>> start

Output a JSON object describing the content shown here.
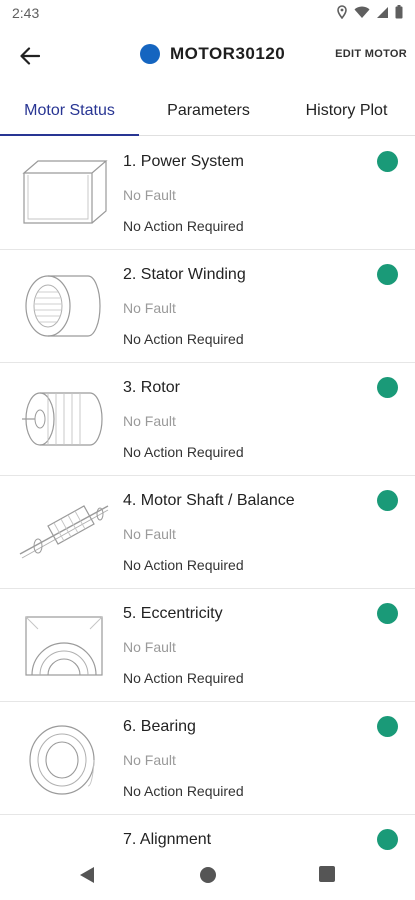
{
  "status_bar": {
    "time": "2:43"
  },
  "app_bar": {
    "title": "MOTOR30120",
    "edit_label": "EDIT MOTOR",
    "title_dot_color": "#1565c0"
  },
  "tabs": [
    {
      "label": "Motor Status",
      "active": true
    },
    {
      "label": "Parameters",
      "active": false
    },
    {
      "label": "History Plot",
      "active": false
    }
  ],
  "components": [
    {
      "title": "1. Power System",
      "fault": "No Fault",
      "action": "No Action Required",
      "status_color": "#1a9a78",
      "icon": "power-system-icon"
    },
    {
      "title": "2. Stator Winding",
      "fault": "No Fault",
      "action": "No Action Required",
      "status_color": "#1a9a78",
      "icon": "stator-winding-icon"
    },
    {
      "title": "3. Rotor",
      "fault": "No Fault",
      "action": "No Action Required",
      "status_color": "#1a9a78",
      "icon": "rotor-icon"
    },
    {
      "title": "4. Motor Shaft / Balance",
      "fault": "No Fault",
      "action": "No Action Required",
      "status_color": "#1a9a78",
      "icon": "motor-shaft-icon"
    },
    {
      "title": "5. Eccentricity",
      "fault": "No Fault",
      "action": "No Action Required",
      "status_color": "#1a9a78",
      "icon": "eccentricity-icon"
    },
    {
      "title": "6. Bearing",
      "fault": "No Fault",
      "action": "No Action Required",
      "status_color": "#1a9a78",
      "icon": "bearing-icon"
    },
    {
      "title": "7. Alignment",
      "fault": "",
      "action": "",
      "status_color": "#1a9a78",
      "icon": "alignment-icon"
    }
  ],
  "nav_bar": {
    "back": "back-triangle-icon",
    "home": "home-circle-icon",
    "recents": "recents-square-icon"
  }
}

>> end

_DIRECTIONS FOR THIS TASK_
Give every line back word for word and leave the pictures out.

_SOLUTION FOR THIS TASK_
Output a JSON object describing the content shown here.
{
  "status_bar": {
    "time": "2:43"
  },
  "app_bar": {
    "title": "MOTOR30120",
    "edit_label": "EDIT MOTOR",
    "title_dot_color": "#1565c0"
  },
  "tabs": [
    {
      "label": "Motor Status",
      "active": true
    },
    {
      "label": "Parameters",
      "active": false
    },
    {
      "label": "History Plot",
      "active": false
    }
  ],
  "components": [
    {
      "title": "1. Power System",
      "fault": "No Fault",
      "action": "No Action Required",
      "status_color": "#1a9a78",
      "icon": "power-system-icon"
    },
    {
      "title": "2. Stator Winding",
      "fault": "No Fault",
      "action": "No Action Required",
      "status_color": "#1a9a78",
      "icon": "stator-winding-icon"
    },
    {
      "title": "3. Rotor",
      "fault": "No Fault",
      "action": "No Action Required",
      "status_color": "#1a9a78",
      "icon": "rotor-icon"
    },
    {
      "title": "4. Motor Shaft / Balance",
      "fault": "No Fault",
      "action": "No Action Required",
      "status_color": "#1a9a78",
      "icon": "motor-shaft-icon"
    },
    {
      "title": "5. Eccentricity",
      "fault": "No Fault",
      "action": "No Action Required",
      "status_color": "#1a9a78",
      "icon": "eccentricity-icon"
    },
    {
      "title": "6. Bearing",
      "fault": "No Fault",
      "action": "No Action Required",
      "status_color": "#1a9a78",
      "icon": "bearing-icon"
    },
    {
      "title": "7. Alignment",
      "fault": "",
      "action": "",
      "status_color": "#1a9a78",
      "icon": "alignment-icon"
    }
  ],
  "nav_bar": {
    "back": "back-triangle-icon",
    "home": "home-circle-icon",
    "recents": "recents-square-icon"
  }
}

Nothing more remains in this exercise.